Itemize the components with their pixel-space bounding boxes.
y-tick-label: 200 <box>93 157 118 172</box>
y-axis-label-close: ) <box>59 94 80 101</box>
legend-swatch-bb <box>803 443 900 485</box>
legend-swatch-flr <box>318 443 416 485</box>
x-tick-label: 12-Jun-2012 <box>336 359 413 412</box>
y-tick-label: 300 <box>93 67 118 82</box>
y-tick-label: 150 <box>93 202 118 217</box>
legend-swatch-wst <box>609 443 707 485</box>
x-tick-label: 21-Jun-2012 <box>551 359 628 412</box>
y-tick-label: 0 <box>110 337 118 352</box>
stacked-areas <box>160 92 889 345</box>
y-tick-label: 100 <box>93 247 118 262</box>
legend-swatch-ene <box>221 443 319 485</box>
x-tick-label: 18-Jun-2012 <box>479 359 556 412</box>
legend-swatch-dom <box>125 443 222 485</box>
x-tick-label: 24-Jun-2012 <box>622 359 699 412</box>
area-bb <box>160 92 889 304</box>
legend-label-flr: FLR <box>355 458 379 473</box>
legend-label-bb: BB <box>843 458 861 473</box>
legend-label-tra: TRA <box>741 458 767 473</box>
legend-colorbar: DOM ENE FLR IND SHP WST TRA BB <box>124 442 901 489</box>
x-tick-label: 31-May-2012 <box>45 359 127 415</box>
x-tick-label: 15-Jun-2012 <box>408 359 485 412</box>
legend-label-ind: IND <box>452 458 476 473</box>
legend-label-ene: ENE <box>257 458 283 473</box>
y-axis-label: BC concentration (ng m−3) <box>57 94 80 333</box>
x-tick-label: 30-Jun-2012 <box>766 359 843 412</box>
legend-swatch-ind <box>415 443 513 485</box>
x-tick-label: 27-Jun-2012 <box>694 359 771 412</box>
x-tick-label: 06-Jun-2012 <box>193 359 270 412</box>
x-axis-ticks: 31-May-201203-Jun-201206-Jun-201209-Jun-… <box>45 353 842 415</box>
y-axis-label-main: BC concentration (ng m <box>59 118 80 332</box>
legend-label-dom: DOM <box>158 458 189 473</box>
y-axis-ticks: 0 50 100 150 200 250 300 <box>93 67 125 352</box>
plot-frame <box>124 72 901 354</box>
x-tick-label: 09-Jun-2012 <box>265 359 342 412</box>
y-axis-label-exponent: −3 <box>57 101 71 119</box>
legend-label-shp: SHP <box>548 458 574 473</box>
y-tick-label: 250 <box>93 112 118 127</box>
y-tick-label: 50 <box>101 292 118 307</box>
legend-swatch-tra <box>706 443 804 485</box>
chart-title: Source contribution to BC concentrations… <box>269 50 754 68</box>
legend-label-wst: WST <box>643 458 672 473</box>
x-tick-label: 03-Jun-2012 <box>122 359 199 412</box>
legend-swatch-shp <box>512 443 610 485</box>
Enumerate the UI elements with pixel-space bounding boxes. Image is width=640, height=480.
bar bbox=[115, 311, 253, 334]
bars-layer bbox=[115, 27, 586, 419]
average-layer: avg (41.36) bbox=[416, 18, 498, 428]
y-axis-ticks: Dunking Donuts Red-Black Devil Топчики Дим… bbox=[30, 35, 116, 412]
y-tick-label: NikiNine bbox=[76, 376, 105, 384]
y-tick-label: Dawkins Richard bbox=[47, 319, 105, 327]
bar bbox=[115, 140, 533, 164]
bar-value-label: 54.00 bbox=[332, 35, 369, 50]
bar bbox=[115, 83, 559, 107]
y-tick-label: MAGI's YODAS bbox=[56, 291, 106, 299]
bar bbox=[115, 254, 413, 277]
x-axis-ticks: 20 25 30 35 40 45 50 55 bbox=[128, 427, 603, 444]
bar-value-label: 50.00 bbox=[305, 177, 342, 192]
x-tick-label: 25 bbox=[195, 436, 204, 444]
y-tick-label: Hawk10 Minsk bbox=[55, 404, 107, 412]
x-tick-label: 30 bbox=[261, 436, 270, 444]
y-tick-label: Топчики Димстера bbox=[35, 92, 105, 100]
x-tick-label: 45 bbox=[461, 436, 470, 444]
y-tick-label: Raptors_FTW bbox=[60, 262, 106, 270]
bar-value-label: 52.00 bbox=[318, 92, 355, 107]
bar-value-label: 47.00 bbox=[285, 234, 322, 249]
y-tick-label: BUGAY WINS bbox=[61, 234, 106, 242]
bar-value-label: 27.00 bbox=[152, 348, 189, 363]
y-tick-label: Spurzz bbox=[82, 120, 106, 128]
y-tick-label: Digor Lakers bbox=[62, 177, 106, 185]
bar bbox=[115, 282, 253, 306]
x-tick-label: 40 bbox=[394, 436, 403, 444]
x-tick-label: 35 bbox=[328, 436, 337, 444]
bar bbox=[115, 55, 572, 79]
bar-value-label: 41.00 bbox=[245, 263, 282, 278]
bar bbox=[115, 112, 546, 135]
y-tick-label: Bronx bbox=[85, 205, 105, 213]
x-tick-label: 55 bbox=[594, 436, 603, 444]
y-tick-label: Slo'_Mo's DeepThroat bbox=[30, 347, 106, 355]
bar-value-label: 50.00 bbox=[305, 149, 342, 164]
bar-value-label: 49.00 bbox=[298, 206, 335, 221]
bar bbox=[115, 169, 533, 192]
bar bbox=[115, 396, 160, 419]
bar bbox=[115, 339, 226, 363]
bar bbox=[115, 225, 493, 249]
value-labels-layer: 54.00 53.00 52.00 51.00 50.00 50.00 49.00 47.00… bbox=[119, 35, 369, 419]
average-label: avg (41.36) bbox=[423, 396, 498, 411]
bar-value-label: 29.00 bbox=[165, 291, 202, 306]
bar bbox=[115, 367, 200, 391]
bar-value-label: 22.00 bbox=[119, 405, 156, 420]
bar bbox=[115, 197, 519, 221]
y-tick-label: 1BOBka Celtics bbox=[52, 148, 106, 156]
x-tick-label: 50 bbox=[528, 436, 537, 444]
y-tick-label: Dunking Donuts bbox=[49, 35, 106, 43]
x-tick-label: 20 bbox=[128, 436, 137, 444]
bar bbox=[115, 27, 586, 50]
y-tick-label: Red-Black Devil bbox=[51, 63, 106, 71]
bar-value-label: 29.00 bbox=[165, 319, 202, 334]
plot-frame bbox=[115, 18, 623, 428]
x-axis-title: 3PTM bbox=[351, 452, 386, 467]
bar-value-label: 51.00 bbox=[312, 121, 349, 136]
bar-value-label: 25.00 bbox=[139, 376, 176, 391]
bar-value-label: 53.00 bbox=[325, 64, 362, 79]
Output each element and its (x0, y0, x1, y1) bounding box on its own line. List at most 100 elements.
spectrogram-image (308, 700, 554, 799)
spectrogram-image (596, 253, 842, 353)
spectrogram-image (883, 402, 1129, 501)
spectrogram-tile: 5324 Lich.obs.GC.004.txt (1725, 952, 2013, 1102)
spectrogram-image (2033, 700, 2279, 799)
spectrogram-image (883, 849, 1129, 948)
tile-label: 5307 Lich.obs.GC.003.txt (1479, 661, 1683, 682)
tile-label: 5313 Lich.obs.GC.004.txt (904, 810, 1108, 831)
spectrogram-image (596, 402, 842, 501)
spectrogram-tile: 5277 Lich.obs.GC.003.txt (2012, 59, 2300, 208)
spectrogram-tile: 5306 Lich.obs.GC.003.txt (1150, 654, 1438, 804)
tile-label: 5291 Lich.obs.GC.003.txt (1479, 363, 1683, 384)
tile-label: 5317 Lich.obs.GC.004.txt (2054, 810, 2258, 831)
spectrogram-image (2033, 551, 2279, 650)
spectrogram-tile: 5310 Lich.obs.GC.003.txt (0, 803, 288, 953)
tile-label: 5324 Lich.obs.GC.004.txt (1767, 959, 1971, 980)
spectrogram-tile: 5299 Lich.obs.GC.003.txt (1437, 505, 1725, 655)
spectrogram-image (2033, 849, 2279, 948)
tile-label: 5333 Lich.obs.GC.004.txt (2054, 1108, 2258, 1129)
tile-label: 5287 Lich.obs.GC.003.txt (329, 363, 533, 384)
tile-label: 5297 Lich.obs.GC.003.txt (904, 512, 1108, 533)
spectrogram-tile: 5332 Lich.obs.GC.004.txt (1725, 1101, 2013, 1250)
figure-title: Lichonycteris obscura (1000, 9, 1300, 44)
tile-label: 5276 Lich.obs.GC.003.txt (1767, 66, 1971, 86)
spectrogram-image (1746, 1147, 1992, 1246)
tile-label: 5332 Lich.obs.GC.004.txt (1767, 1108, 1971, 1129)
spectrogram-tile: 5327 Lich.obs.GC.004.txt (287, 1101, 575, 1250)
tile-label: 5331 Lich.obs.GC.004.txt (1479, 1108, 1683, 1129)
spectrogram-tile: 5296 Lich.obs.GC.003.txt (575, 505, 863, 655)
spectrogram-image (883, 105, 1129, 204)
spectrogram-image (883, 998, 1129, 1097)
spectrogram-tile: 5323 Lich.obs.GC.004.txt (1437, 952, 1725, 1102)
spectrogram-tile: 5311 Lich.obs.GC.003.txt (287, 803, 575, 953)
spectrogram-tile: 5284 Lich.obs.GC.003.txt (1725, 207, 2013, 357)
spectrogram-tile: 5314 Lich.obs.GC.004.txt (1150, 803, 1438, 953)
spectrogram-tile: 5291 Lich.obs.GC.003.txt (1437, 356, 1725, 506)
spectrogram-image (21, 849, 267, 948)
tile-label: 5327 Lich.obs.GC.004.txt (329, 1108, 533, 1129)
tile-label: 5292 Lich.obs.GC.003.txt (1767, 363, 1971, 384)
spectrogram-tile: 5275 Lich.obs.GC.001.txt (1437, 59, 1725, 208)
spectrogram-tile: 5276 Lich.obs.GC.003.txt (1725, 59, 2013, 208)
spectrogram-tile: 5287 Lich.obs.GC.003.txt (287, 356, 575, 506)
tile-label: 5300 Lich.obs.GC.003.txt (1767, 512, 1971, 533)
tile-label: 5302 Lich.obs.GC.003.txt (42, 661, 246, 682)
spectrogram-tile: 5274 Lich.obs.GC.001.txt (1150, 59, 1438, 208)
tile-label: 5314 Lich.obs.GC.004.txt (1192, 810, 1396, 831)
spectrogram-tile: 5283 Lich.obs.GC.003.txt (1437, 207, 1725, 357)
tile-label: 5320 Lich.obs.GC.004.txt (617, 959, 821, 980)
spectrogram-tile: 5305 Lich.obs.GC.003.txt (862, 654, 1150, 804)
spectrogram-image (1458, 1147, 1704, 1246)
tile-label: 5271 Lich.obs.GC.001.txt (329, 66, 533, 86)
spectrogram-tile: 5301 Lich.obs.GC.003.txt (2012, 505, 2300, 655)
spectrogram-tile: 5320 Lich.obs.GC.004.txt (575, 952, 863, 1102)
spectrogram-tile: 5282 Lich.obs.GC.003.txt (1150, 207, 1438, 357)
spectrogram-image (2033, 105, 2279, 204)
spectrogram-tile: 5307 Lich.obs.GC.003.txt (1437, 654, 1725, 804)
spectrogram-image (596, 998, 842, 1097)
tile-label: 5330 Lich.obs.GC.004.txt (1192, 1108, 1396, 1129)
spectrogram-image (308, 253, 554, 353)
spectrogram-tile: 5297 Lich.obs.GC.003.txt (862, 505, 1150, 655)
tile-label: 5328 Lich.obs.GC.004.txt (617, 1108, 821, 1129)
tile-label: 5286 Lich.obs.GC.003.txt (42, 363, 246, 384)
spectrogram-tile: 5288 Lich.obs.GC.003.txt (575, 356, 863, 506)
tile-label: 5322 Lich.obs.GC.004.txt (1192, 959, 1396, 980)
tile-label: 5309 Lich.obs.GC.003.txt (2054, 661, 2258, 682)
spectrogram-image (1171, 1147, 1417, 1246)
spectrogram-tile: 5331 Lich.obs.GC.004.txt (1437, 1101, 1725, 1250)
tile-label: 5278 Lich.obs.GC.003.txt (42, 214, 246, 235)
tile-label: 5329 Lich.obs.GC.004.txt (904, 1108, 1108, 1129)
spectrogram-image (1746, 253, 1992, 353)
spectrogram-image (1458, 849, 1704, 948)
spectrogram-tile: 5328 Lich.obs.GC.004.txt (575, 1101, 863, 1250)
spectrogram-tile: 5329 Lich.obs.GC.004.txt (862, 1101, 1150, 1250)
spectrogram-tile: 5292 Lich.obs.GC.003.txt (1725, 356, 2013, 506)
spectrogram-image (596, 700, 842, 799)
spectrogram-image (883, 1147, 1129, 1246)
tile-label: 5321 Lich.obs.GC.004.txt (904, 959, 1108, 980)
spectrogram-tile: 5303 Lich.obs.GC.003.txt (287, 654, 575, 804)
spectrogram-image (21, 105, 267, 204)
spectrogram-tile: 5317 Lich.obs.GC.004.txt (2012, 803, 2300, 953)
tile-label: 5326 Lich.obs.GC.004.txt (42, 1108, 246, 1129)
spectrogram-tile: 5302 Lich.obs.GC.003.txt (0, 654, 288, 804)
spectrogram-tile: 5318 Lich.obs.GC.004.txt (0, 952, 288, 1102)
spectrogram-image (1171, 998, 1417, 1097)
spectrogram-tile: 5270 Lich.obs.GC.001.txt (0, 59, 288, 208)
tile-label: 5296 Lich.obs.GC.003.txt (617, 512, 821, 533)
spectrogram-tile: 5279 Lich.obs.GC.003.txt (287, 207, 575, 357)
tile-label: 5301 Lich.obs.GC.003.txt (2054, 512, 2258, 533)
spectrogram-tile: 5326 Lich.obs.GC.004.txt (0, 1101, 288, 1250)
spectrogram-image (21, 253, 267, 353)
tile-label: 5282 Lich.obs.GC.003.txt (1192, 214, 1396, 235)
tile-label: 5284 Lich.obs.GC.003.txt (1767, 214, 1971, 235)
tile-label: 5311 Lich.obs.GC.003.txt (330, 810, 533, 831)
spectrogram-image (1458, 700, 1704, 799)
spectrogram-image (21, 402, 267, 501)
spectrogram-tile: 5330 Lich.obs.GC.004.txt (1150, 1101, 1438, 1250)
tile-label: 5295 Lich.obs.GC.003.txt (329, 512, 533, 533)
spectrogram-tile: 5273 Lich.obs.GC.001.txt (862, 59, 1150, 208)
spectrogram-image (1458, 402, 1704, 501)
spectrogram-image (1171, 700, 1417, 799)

※ ※ ※

== TASK INSTRUCTIONS ==
Format the data, from its first line up to and including the line with "area-bb <box>160 92 889 304</box>", as a Markdown table with two columns: Index for the row number and Text for the line. Skip any blank lines.

== EXERCISE RESPONSE ==
| Index | Text |
|---|---|
| 1 | Itemize the components with their pixel-space bounding boxes. |
| 2 | y-tick-label: 200 <box>93 157 118 172</box> |
| 3 | y-axis-label-close: ) <box>59 94 80 101</box> |
| 4 | legend-swatch-bb <box>803 443 900 485</box> |
| 5 | legend-swatch-flr <box>318 443 416 485</box> |
| 6 | x-tick-label: 12-Jun-2012 <box>336 359 413 412</box> |
| 7 | y-tick-label: 300 <box>93 67 118 82</box> |
| 8 | y-tick-label: 150 <box>93 202 118 217</box> |
| 9 | legend-swatch-wst <box>609 443 707 485</box> |
| 10 | x-tick-label: 21-Jun-2012 <box>551 359 628 412</box> |
| 11 | y-tick-label: 0 <box>110 337 118 352</box> |
| 12 | stacked-areas <box>160 92 889 345</box> |
| 13 | y-tick-label: 100 <box>93 247 118 262</box> |
| 14 | legend-swatch-ene <box>221 443 319 485</box> |
| 15 | x-tick-label: 18-Jun-2012 <box>479 359 556 412</box> |
| 16 | legend-swatch-dom <box>125 443 222 485</box> |
| 17 | x-tick-label: 24-Jun-2012 <box>622 359 699 412</box> |
| 18 | area-bb <box>160 92 889 304</box> |